-- Aim of the task --
Drop the images; return everything else in the listing below exactly.

-- Input records --
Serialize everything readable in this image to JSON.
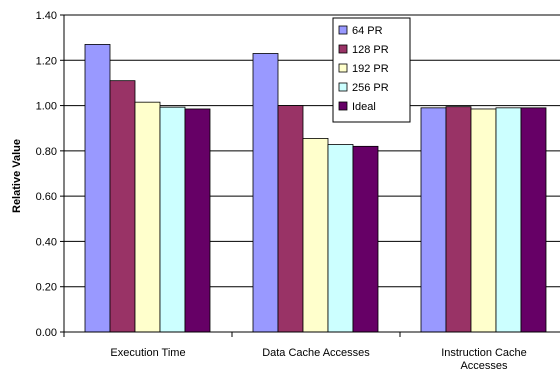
{
  "chart_data": {
    "type": "bar",
    "ylabel": "Relative Value",
    "ylim": [
      0,
      1.4
    ],
    "y_ticks": [
      "0.00",
      "0.20",
      "0.40",
      "0.60",
      "0.80",
      "1.00",
      "1.20",
      "1.40"
    ],
    "y_tick_values": [
      0,
      0.2,
      0.4,
      0.6,
      0.8,
      1.0,
      1.2,
      1.4
    ],
    "grid": true,
    "legend_position": "top-center",
    "categories": [
      [
        "Execution Time"
      ],
      [
        "Data Cache Accesses"
      ],
      [
        "Instruction Cache",
        "Accesses"
      ]
    ],
    "series": [
      {
        "name": "64 PR",
        "color": "#9999ff",
        "values": [
          1.27,
          1.23,
          0.99
        ]
      },
      {
        "name": "128 PR",
        "color": "#993366",
        "values": [
          1.11,
          1.0,
          0.995
        ]
      },
      {
        "name": "192 PR",
        "color": "#ffffcc",
        "values": [
          1.015,
          0.855,
          0.985
        ]
      },
      {
        "name": "256 PR",
        "color": "#ccffff",
        "values": [
          0.993,
          0.828,
          0.99
        ]
      },
      {
        "name": "Ideal",
        "color": "#660066",
        "values": [
          0.985,
          0.82,
          0.99
        ]
      }
    ]
  }
}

-- The reply --
Serialize everything readable in this image to JSON.
{
  "chart_data": {
    "type": "bar",
    "ylabel": "Relative Value",
    "ylim": [
      0,
      1.4
    ],
    "y_ticks": [
      "0.00",
      "0.20",
      "0.40",
      "0.60",
      "0.80",
      "1.00",
      "1.20",
      "1.40"
    ],
    "y_tick_values": [
      0,
      0.2,
      0.4,
      0.6,
      0.8,
      1.0,
      1.2,
      1.4
    ],
    "grid": true,
    "legend_position": "top-center",
    "categories": [
      [
        "Execution Time"
      ],
      [
        "Data Cache Accesses"
      ],
      [
        "Instruction Cache",
        "Accesses"
      ]
    ],
    "series": [
      {
        "name": "64 PR",
        "color": "#9999ff",
        "values": [
          1.27,
          1.23,
          0.99
        ]
      },
      {
        "name": "128 PR",
        "color": "#993366",
        "values": [
          1.11,
          1.0,
          0.995
        ]
      },
      {
        "name": "192 PR",
        "color": "#ffffcc",
        "values": [
          1.015,
          0.855,
          0.985
        ]
      },
      {
        "name": "256 PR",
        "color": "#ccffff",
        "values": [
          0.993,
          0.828,
          0.99
        ]
      },
      {
        "name": "Ideal",
        "color": "#660066",
        "values": [
          0.985,
          0.82,
          0.99
        ]
      }
    ]
  }
}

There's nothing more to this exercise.